# START OF Provided records

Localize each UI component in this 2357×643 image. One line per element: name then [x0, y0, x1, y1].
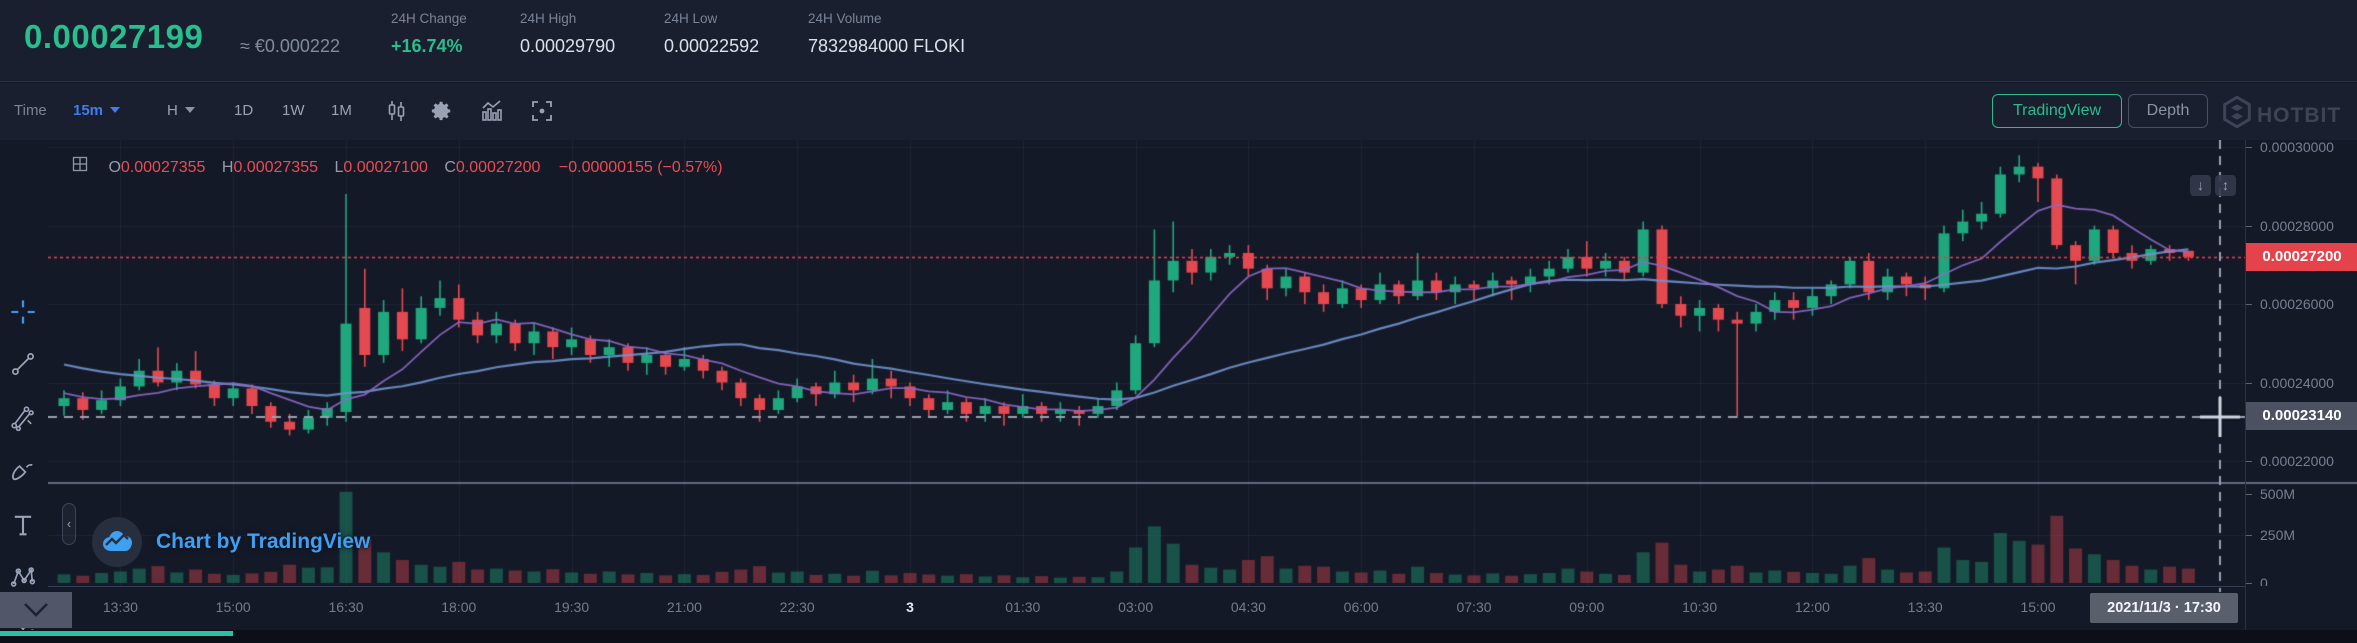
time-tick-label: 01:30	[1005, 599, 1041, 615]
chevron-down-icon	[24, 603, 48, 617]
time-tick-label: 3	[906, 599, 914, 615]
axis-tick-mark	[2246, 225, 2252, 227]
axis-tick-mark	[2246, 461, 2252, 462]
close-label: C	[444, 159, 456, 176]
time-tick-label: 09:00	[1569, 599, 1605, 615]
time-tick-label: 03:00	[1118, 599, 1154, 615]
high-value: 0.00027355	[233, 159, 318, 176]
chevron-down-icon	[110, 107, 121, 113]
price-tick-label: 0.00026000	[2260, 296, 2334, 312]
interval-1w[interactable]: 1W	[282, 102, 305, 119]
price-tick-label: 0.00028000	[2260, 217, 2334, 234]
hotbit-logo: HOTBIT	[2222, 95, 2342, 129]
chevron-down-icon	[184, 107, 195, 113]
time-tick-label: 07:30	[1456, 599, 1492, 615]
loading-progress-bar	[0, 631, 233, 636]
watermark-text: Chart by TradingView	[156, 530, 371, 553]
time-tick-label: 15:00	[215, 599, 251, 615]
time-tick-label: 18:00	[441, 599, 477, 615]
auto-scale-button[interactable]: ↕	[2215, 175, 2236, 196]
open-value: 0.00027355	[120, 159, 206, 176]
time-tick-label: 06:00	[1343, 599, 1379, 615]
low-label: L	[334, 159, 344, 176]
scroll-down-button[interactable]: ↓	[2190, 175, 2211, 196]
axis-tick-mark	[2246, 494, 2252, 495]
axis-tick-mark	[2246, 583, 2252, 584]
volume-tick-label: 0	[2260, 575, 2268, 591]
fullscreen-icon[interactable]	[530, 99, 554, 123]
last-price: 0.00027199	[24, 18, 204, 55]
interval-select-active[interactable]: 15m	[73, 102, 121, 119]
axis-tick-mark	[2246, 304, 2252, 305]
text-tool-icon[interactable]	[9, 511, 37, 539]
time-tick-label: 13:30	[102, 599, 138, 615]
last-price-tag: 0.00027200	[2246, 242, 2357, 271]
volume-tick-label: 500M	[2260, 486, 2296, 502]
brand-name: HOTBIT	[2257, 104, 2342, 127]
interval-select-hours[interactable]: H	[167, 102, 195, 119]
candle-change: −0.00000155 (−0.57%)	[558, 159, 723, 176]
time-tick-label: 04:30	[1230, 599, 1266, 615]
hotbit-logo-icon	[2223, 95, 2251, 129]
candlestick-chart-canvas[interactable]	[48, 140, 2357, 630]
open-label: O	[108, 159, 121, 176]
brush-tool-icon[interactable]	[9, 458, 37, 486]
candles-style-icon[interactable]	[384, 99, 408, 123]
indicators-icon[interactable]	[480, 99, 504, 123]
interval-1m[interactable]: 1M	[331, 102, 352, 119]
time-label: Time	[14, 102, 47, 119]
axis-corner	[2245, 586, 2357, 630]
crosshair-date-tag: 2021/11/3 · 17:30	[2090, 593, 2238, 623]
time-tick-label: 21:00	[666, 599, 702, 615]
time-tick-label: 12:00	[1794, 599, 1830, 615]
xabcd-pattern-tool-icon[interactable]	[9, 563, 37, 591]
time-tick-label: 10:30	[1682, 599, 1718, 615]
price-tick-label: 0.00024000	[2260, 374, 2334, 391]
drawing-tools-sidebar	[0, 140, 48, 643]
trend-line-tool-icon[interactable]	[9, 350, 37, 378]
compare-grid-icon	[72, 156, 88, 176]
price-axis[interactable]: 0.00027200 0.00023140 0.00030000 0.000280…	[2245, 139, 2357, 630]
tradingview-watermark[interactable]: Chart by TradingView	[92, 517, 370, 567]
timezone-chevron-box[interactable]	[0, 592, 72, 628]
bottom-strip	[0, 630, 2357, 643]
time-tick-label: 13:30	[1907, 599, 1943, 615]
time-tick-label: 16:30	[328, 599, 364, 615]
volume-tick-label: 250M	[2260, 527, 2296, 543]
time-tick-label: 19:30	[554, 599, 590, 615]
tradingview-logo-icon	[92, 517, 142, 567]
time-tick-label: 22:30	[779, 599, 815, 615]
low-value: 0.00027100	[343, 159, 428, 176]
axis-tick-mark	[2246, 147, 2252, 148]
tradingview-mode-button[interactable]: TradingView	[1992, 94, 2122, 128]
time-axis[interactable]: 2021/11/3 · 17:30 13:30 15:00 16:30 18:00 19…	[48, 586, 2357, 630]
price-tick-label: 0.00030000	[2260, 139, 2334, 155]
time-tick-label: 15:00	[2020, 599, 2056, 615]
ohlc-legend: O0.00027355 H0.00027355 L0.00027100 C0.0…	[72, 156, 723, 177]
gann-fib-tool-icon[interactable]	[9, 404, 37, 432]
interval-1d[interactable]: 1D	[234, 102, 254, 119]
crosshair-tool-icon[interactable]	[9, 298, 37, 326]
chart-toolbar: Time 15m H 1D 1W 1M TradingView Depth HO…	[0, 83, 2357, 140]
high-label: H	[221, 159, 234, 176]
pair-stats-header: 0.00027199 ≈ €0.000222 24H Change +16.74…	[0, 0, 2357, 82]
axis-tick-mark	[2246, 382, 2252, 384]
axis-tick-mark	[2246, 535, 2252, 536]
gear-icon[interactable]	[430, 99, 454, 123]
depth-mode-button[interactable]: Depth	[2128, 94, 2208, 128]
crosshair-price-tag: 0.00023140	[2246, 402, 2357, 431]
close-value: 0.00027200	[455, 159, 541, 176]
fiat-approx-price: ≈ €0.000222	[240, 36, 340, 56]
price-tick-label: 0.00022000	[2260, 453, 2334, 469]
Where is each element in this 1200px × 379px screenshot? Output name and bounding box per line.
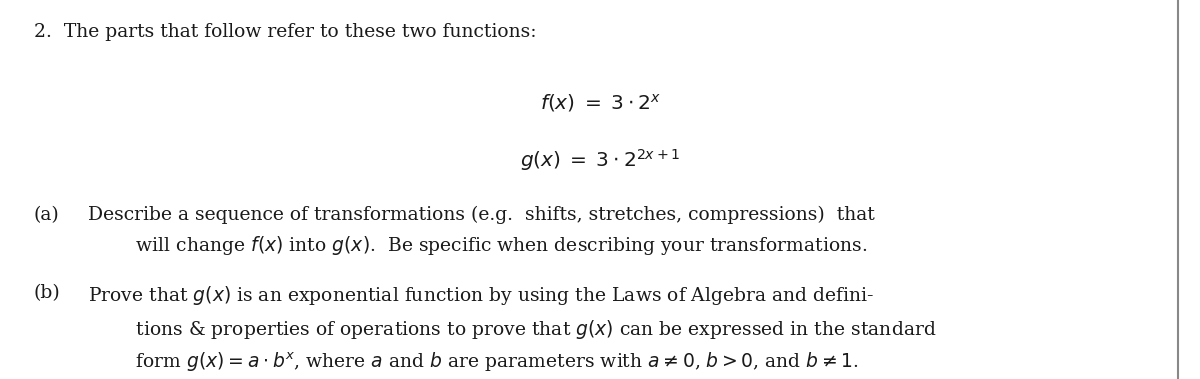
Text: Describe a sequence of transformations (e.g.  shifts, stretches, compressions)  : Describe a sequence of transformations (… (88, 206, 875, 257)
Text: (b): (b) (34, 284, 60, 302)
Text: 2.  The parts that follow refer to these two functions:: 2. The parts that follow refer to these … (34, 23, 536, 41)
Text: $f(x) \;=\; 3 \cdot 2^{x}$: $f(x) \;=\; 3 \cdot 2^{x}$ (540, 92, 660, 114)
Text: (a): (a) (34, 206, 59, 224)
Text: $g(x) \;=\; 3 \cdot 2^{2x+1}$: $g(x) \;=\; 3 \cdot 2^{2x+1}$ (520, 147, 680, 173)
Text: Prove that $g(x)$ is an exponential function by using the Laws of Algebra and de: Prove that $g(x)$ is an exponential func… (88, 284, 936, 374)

# END OF Provided records

* Task description *
Format every line of the items above as a Markdown table with the columns "Row" and "Line", where Row numbers each line in order. Skip blank lines, and leave the picture lines out of the table.

* Correct result *
| Row | Line |
|---|---|
| 1 | Localize each UI component in this 2357×643 image. One line per element: name then [x0, y0, x1, y1]. |
| 2 | time-tick-label: 01:30	[1005, 599, 1041, 615] |
| 3 | chevron-down-icon	[24, 603, 48, 617] |
| 4 | time-tick-label: 3	[906, 599, 914, 615] |
| 5 | axis-tick-mark	[2246, 225, 2252, 227] |
| 6 | axis-tick-mark	[2246, 461, 2252, 462] |
| 7 | close-label: C	[444, 159, 456, 176] |
| 8 | time-tick-label: 09:00	[1569, 599, 1605, 615] |
| 9 | time-tick-label: 03:00	[1118, 599, 1154, 615] |
| 10 | high-value: 0.00027355	[233, 159, 318, 176] |
| 11 | chevron-down-icon	[110, 107, 121, 113] |
| 12 | price-tick-label: 0.00026000	[2260, 296, 2334, 312] |
| 13 | interval-1w[interactable]: 1W	[282, 102, 305, 119] |
| 14 | price-tick-label: 0.00028000	[2260, 217, 2334, 234] |
| 15 | hotbit-logo: HOTBIT	[2222, 95, 2342, 129] |
| 16 | chevron-down-icon	[184, 107, 195, 113] |
| 17 | time-tick-label: 07:30	[1456, 599, 1492, 615] |
| 18 | loading-progress-bar	[0, 631, 233, 636] |
| 19 | watermark-text: Chart by TradingView	[156, 530, 371, 553] |
| 20 | time-tick-label: 15:00	[215, 599, 251, 615] |
| 21 | time-tick-label: 18:00	[441, 599, 477, 615] |
| 22 | auto-scale-button[interactable]: ↕	[2215, 175, 2236, 196] |
| 23 | open-value: 0.00027355	[120, 159, 206, 176] |
| 24 | time-tick-label: 06:00	[1343, 599, 1379, 615] |
| 25 | low-label: L	[334, 159, 344, 176] |
| 26 | scroll-down-button[interactable]: ↓	[2190, 175, 2211, 196] |
| 27 | axis-tick-mark	[2246, 494, 2252, 495] |
| 28 | axis-tick-mark	[2246, 583, 2252, 584] |
| 29 | volume-tick-label: 0	[2260, 575, 2268, 591] |
| 30 | fullscreen-icon[interactable]	[530, 99, 554, 123] |
| 31 | last-price: 0.00027199	[24, 18, 204, 55] |
| 32 | interval-select-active[interactable]: 15m	[73, 102, 121, 119] |
| 33 | axis-tick-mark	[2246, 304, 2252, 305] |
| 34 | text-tool-icon[interactable]	[9, 511, 37, 539] |
| 35 | time-tick-label: 13:30	[102, 599, 138, 615] |
| 36 | last-price-tag: 0.00027200	[2246, 242, 2357, 271] |
| 37 | volume-tick-label: 500M	[2260, 486, 2296, 502] |
| 38 | brand-name: HOTBIT	[2257, 104, 2342, 127] |
| 39 | interval-select-hours[interactable]: H	[167, 102, 195, 119] |
| 40 | candle-change: −0.00000155 (−0.57%)	[558, 159, 723, 176] |
| 41 | time-tick-label: 04:30	[1230, 599, 1266, 615] |
| 42 | hotbit-logo-icon	[2223, 95, 2251, 129] |
| 43 | candlestick-chart-canvas[interactable]	[48, 140, 2357, 630] |
| 44 | open-label: O	[108, 159, 121, 176] |
| 45 | brush-tool-icon[interactable]	[9, 458, 37, 486] |
| 46 | candles-style-icon[interactable]	[384, 99, 408, 123] |
| 47 | indicators-icon[interactable]	[480, 99, 504, 123] |
| 48 | interval-1m[interactable]: 1M	[331, 102, 352, 119] |
| 49 | time-label: Time	[14, 102, 47, 119] |
| 50 | axis-corner	[2245, 586, 2357, 630] |
| 51 | crosshair-date-tag: 2021/11/3 · 17:30	[2090, 593, 2238, 623] |
| 52 | time-tick-label: 21:00	[666, 599, 702, 615] |
| 53 | time-tick-label: 12:00	[1794, 599, 1830, 615] |
| 54 | xabcd-pattern-tool-icon[interactable]	[9, 563, 37, 591] |
| 55 | time-tick-label: 10:30	[1682, 599, 1718, 615] |
| 56 | price-tick-label: 0.00024000	[2260, 374, 2334, 391] |
| 57 | drawing-tools-sidebar	[0, 140, 48, 643] |
| 58 | trend-line-tool-icon[interactable]	[9, 350, 37, 378] |
| 59 | compare-grid-icon	[72, 156, 88, 176] |
| 60 | price-axis[interactable]: 0.00027200 0.00023140 0.00030000 0.000280…	[2245, 139, 2357, 630] |
| 61 | tradingview-watermark[interactable]: Chart by TradingView	[92, 517, 370, 567] |
| 62 | timezone-chevron-box[interactable]	[0, 592, 72, 628] |
| 63 | bottom-strip	[0, 630, 2357, 643] |
| 64 | time-tick-label: 13:30	[1907, 599, 1943, 615] |
| 65 | time-tick-label: 16:30	[328, 599, 364, 615] |
| 66 | volume-tick-label: 250M	[2260, 527, 2296, 543] |
| 67 | time-tick-label: 19:30	[554, 599, 590, 615] |
| 68 | tradingview-logo-icon	[92, 517, 142, 567] |
| 69 | time-tick-label: 22:30	[779, 599, 815, 615] |
| 70 | low-value: 0.00027100	[343, 159, 428, 176] |
| 71 | axis-tick-mark	[2246, 147, 2252, 148] |
| 72 | tradingview-mode-button[interactable]: TradingView	[1992, 94, 2122, 128] |
| 73 | time-axis[interactable]: 2021/11/3 · 17:30 13:30 15:00 16:30 18:00 19…	[48, 586, 2357, 630] |
| 74 | price-tick-label: 0.00030000	[2260, 139, 2334, 155] |
| 75 | time-tick-label: 15:00	[2020, 599, 2056, 615] |
| 76 | ohlc-legend: O0.00027355 H0.00027355 L0.00027100 C0.0…	[72, 156, 723, 177] |
| 77 | gann-fib-tool-icon[interactable]	[9, 404, 37, 432] |
| 78 | interval-1d[interactable]: 1D	[234, 102, 254, 119] |
| 79 | crosshair-tool-icon[interactable]	[9, 298, 37, 326] |
| 80 | chart-toolbar: Time 15m H 1D 1W 1M TradingView Depth HO…	[0, 83, 2357, 140] |
| 81 | high-label: H	[221, 159, 234, 176] |
| 82 | pair-stats-header: 0.00027199 ≈ €0.000222 24H Change +16.74…	[0, 0, 2357, 82] |
| 83 | axis-tick-mark	[2246, 382, 2252, 384] |
| 84 | axis-tick-mark	[2246, 535, 2252, 536] |
| 85 | gear-icon[interactable]	[430, 99, 454, 123] |
| 86 | depth-mode-button[interactable]: Depth	[2128, 94, 2208, 128] |
| 87 | crosshair-price-tag: 0.00023140	[2246, 402, 2357, 431] |
| 88 | close-value: 0.00027200	[455, 159, 541, 176] |
| 89 | fiat-approx-price: ≈ €0.000222	[240, 36, 340, 56] |
| 90 | price-tick-label: 0.00022000	[2260, 453, 2334, 469] |
| 91 | Where is each element in this 1200px × 379px screenshot? Output name and bounding box per line. |
| 92 | Text: Describe a sequence of transformations (e.g.  shifts, stretches, compressions)  : Describe a sequence of transformations (… (88, 206, 875, 257) |
| 93 | Text: (b): (b) (34, 284, 60, 302) |
| 94 | Text: 2.  The parts that follow refer to these two functions:: 2. The parts that follow refer to these … (34, 23, 536, 41) |
| 95 | Text: $f(x) \;=\; 3 \cdot 2^{x}$: $f(x) \;=\; 3 \cdot 2^{x}$ (540, 92, 660, 114) |
| 96 | Text: (a): (a) (34, 206, 59, 224) |
| 97 | Text: $g(x) \;=\; 3 \cdot 2^{2x+1}$: $g(x) \;=\; 3 \cdot 2^{2x+1}$ (520, 147, 680, 173) |
| 98 | Text: Prove that $g(x)$ is an exponential function by using the Laws of Algebra and de: Prove that $g(x)$ is an exponential func… (88, 284, 936, 374) |